● **BRIEF**
Please write out the complete listing that follows, exactly as it reads.

Collected data
==========

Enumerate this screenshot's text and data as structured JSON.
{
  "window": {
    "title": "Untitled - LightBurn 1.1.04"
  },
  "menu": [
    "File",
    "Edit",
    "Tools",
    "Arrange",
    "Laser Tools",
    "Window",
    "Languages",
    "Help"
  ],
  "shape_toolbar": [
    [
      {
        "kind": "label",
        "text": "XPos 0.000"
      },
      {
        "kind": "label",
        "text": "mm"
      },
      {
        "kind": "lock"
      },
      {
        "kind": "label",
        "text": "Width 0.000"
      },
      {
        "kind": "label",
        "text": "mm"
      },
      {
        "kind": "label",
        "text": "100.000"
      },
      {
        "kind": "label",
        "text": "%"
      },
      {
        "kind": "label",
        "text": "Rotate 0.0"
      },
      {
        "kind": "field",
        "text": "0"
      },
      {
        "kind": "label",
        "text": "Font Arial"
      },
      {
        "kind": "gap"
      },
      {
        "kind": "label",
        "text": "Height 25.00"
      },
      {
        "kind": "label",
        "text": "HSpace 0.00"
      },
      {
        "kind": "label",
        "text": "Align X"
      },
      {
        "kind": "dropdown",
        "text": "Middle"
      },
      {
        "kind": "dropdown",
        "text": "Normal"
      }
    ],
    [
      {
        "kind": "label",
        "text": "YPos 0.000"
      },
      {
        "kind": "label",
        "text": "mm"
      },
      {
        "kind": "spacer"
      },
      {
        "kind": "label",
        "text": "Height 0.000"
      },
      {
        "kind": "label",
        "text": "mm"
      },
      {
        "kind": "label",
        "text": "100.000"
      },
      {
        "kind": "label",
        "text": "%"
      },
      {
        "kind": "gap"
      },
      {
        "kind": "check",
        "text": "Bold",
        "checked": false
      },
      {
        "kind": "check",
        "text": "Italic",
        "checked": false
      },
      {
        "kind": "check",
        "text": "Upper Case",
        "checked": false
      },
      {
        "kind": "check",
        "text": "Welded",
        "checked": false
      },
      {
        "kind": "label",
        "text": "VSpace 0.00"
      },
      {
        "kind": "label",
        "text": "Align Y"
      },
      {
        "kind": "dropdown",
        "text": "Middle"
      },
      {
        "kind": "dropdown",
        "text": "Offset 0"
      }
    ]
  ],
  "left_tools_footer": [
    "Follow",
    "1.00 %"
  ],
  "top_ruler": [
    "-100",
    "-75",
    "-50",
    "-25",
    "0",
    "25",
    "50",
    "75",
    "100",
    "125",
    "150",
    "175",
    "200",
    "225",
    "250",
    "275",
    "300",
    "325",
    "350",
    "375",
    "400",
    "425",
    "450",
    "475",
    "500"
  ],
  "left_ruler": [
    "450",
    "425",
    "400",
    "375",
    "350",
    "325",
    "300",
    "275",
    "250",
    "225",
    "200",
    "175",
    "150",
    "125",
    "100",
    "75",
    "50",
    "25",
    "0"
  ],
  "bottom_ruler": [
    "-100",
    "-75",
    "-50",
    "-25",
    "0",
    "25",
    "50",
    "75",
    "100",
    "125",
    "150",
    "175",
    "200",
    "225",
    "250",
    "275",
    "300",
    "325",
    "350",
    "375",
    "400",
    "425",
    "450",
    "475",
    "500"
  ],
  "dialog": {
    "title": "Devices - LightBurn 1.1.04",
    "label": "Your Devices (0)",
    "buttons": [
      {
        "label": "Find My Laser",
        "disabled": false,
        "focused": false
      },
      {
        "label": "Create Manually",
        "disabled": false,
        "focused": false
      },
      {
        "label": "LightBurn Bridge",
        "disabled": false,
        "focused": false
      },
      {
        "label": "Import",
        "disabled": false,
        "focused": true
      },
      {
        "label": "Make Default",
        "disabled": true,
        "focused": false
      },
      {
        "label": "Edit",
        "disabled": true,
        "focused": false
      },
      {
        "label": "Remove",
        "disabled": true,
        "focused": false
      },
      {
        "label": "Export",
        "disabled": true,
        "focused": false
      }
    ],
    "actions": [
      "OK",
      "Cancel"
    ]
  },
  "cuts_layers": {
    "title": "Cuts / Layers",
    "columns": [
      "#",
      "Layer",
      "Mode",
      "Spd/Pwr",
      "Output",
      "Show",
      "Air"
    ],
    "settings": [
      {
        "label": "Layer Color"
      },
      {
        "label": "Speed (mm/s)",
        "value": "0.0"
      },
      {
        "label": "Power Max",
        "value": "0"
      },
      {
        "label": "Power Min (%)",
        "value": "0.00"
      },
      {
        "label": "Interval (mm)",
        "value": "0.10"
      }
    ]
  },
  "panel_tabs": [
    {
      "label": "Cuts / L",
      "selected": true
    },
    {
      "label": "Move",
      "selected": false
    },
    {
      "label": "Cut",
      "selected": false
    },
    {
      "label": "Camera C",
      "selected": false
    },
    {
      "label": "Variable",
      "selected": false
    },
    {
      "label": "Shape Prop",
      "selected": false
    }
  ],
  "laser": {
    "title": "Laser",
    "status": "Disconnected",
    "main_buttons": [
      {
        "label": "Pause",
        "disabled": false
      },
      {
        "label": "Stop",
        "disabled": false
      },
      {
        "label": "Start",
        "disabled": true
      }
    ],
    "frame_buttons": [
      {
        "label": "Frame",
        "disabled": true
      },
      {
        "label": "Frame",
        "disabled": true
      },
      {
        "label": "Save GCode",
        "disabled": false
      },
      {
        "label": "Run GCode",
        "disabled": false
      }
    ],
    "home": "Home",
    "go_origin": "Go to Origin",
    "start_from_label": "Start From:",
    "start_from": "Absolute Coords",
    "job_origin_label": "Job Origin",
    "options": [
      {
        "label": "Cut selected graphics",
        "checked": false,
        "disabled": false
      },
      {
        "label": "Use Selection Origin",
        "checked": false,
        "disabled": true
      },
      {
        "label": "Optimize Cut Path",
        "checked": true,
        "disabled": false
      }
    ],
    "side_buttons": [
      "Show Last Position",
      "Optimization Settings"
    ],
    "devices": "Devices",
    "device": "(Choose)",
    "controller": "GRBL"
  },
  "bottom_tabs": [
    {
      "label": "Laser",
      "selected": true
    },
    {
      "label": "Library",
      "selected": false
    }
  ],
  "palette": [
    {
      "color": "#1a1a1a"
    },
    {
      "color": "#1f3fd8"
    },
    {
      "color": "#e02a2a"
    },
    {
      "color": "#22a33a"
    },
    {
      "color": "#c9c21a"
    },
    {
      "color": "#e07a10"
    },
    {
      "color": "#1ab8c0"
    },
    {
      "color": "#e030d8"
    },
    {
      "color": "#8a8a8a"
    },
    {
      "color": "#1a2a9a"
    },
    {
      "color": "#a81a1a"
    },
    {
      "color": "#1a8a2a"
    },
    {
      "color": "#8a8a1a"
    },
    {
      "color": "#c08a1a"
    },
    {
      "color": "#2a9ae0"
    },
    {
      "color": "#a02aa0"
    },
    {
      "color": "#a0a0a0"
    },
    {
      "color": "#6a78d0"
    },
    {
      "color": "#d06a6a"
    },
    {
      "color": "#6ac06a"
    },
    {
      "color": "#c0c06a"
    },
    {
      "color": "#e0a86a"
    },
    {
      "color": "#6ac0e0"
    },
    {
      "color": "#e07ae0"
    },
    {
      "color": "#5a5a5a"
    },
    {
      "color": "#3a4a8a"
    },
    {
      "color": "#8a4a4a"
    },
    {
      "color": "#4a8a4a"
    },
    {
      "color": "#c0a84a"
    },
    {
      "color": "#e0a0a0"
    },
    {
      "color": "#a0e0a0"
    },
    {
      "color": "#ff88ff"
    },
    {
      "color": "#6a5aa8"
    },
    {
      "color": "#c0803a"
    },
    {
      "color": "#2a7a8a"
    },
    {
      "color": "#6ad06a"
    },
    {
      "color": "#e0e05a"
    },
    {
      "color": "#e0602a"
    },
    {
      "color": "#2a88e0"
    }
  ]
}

==========

● **FULL ANSWER**
Enumerate this screenshot's text and data as structured JSON.
{
  "window": {
    "title": "Untitled - LightBurn 1.1.04"
  },
  "menu": [
    "File",
    "Edit",
    "Tools",
    "Arrange",
    "Laser Tools",
    "Window",
    "Languages",
    "Help"
  ],
  "shape_toolbar": [
    [
      {
        "kind": "label",
        "text": "XPos 0.000"
      },
      {
        "kind": "label",
        "text": "mm"
      },
      {
        "kind": "lock"
      },
      {
        "kind": "label",
        "text": "Width 0.000"
      },
      {
        "kind": "label",
        "text": "mm"
      },
      {
        "kind": "label",
        "text": "100.000"
      },
      {
        "kind": "label",
        "text": "%"
      },
      {
        "kind": "label",
        "text": "Rotate 0.0"
      },
      {
        "kind": "field",
        "text": "0"
      },
      {
        "kind": "label",
        "text": "Font Arial"
      },
      {
        "kind": "gap"
      },
      {
        "kind": "label",
        "text": "Height 25.00"
      },
      {
        "kind": "label",
        "text": "HSpace 0.00"
      },
      {
        "kind": "label",
        "text": "Align X"
      },
      {
        "kind": "dropdown",
        "text": "Middle"
      },
      {
        "kind": "dropdown",
        "text": "Normal"
      }
    ],
    [
      {
        "kind": "label",
        "text": "YPos 0.000"
      },
      {
        "kind": "label",
        "text": "mm"
      },
      {
        "kind": "spacer"
      },
      {
        "kind": "label",
        "text": "Height 0.000"
      },
      {
        "kind": "label",
        "text": "mm"
      },
      {
        "kind": "label",
        "text": "100.000"
      },
      {
        "kind": "label",
        "text": "%"
      },
      {
        "kind": "gap"
      },
      {
        "kind": "check",
        "text": "Bold",
        "checked": false
      },
      {
        "kind": "check",
        "text": "Italic",
        "checked": false
      },
      {
        "kind": "check",
        "text": "Upper Case",
        "checked": false
      },
      {
        "kind": "check",
        "text": "Welded",
        "checked": false
      },
      {
        "kind": "label",
        "text": "VSpace 0.00"
      },
      {
        "kind": "label",
        "text": "Align Y"
      },
      {
        "kind": "dropdown",
        "text": "Middle"
      },
      {
        "kind": "dropdown",
        "text": "Offset 0"
      }
    ]
  ],
  "left_tools_footer": [
    "Follow",
    "1.00 %"
  ],
  "top_ruler": [
    "-100",
    "-75",
    "-50",
    "-25",
    "0",
    "25",
    "50",
    "75",
    "100",
    "125",
    "150",
    "175",
    "200",
    "225",
    "250",
    "275",
    "300",
    "325",
    "350",
    "375",
    "400",
    "425",
    "450",
    "475",
    "500"
  ],
  "left_ruler": [
    "450",
    "425",
    "400",
    "375",
    "350",
    "325",
    "300",
    "275",
    "250",
    "225",
    "200",
    "175",
    "150",
    "125",
    "100",
    "75",
    "50",
    "25",
    "0"
  ],
  "bottom_ruler": [
    "-100",
    "-75",
    "-50",
    "-25",
    "0",
    "25",
    "50",
    "75",
    "100",
    "125",
    "150",
    "175",
    "200",
    "225",
    "250",
    "275",
    "300",
    "325",
    "350",
    "375",
    "400",
    "425",
    "450",
    "475",
    "500"
  ],
  "dialog": {
    "title": "Devices - LightBurn 1.1.04",
    "label": "Your Devices (0)",
    "buttons": [
      {
        "label": "Find My Laser",
        "disabled": false,
        "focused": false
      },
      {
        "label": "Create Manually",
        "disabled": false,
        "focused": false
      },
      {
        "label": "LightBurn Bridge",
        "disabled": false,
        "focused": false
      },
      {
        "label": "Import",
        "disabled": false,
        "focused": true
      },
      {
        "label": "Make Default",
        "disabled": true,
        "focused": false
      },
      {
        "label": "Edit",
        "disabled": true,
        "focused": false
      },
      {
        "label": "Remove",
        "disabled": true,
        "focused": false
      },
      {
        "label": "Export",
        "disabled": true,
        "focused": false
      }
    ],
    "actions": [
      "OK",
      "Cancel"
    ]
  },
  "cuts_layers": {
    "title": "Cuts / Layers",
    "columns": [
      "#",
      "Layer",
      "Mode",
      "Spd/Pwr",
      "Output",
      "Show",
      "Air"
    ],
    "settings": [
      {
        "label": "Layer Color"
      },
      {
        "label": "Speed (mm/s)",
        "value": "0.0"
      },
      {
        "label": "Power Max",
        "value": "0"
      },
      {
        "label": "Power Min (%)",
        "value": "0.00"
      },
      {
        "label": "Interval (mm)",
        "value": "0.10"
      }
    ]
  },
  "panel_tabs": [
    {
      "label": "Cuts / L",
      "selected": true
    },
    {
      "label": "Move",
      "selected": false
    },
    {
      "label": "Cut",
      "selected": false
    },
    {
      "label": "Camera C",
      "selected": false
    },
    {
      "label": "Variable",
      "selected": false
    },
    {
      "label": "Shape Prop",
      "selected": false
    }
  ],
  "laser": {
    "title": "Laser",
    "status": "Disconnected",
    "main_buttons": [
      {
        "label": "Pause",
        "disabled": false
      },
      {
        "label": "Stop",
        "disabled": false
      },
      {
        "label": "Start",
        "disabled": true
      }
    ],
    "frame_buttons": [
      {
        "label": "Frame",
        "disabled": true
      },
      {
        "label": "Frame",
        "disabled": true
      },
      {
        "label": "Save GCode",
        "disabled": false
      },
      {
        "label": "Run GCode",
        "disabled": false
      }
    ],
    "home": "Home",
    "go_origin": "Go to Origin",
    "start_from_label": "Start From:",
    "start_from": "Absolute Coords",
    "job_origin_label": "Job Origin",
    "options": [
      {
        "label": "Cut selected graphics",
        "checked": false,
        "disabled": false
      },
      {
        "label": "Use Selection Origin",
        "checked": false,
        "disabled": true
      },
      {
        "label": "Optimize Cut Path",
        "checked": true,
        "disabled": false
      }
    ],
    "side_buttons": [
      "Show Last Position",
      "Optimization Settings"
    ],
    "devices": "Devices",
    "device": "(Choose)",
    "controller": "GRBL"
  },
  "bottom_tabs": [
    {
      "label": "Laser",
      "selected": true
    },
    {
      "label": "Library",
      "selected": false
    }
  ],
  "palette": [
    {
      "color": "#1a1a1a"
    },
    {
      "color": "#1f3fd8"
    },
    {
      "color": "#e02a2a"
    },
    {
      "color": "#22a33a"
    },
    {
      "color": "#c9c21a"
    },
    {
      "color": "#e07a10"
    },
    {
      "color": "#1ab8c0"
    },
    {
      "color": "#e030d8"
    },
    {
      "color": "#8a8a8a"
    },
    {
      "color": "#1a2a9a"
    },
    {
      "color": "#a81a1a"
    },
    {
      "color": "#1a8a2a"
    },
    {
      "color": "#8a8a1a"
    },
    {
      "color": "#c08a1a"
    },
    {
      "color": "#2a9ae0"
    },
    {
      "color": "#a02aa0"
    },
    {
      "color": "#a0a0a0"
    },
    {
      "color": "#6a78d0"
    },
    {
      "color": "#d06a6a"
    },
    {
      "color": "#6ac06a"
    },
    {
      "color": "#c0c06a"
    },
    {
      "color": "#e0a86a"
    },
    {
      "color": "#6ac0e0"
    },
    {
      "color": "#e07ae0"
    },
    {
      "color": "#5a5a5a"
    },
    {
      "color": "#3a4a8a"
    },
    {
      "color": "#8a4a4a"
    },
    {
      "color": "#4a8a4a"
    },
    {
      "color": "#c0a84a"
    },
    {
      "color": "#e0a0a0"
    },
    {
      "color": "#a0e0a0"
    },
    {
      "color": "#ff88ff"
    },
    {
      "color": "#6a5aa8"
    },
    {
      "color": "#c0803a"
    },
    {
      "color": "#2a7a8a"
    },
    {
      "color": "#6ad06a"
    },
    {
      "color": "#e0e05a"
    },
    {
      "color": "#e0602a"
    },
    {
      "color": "#2a88e0"
    }
  ]
}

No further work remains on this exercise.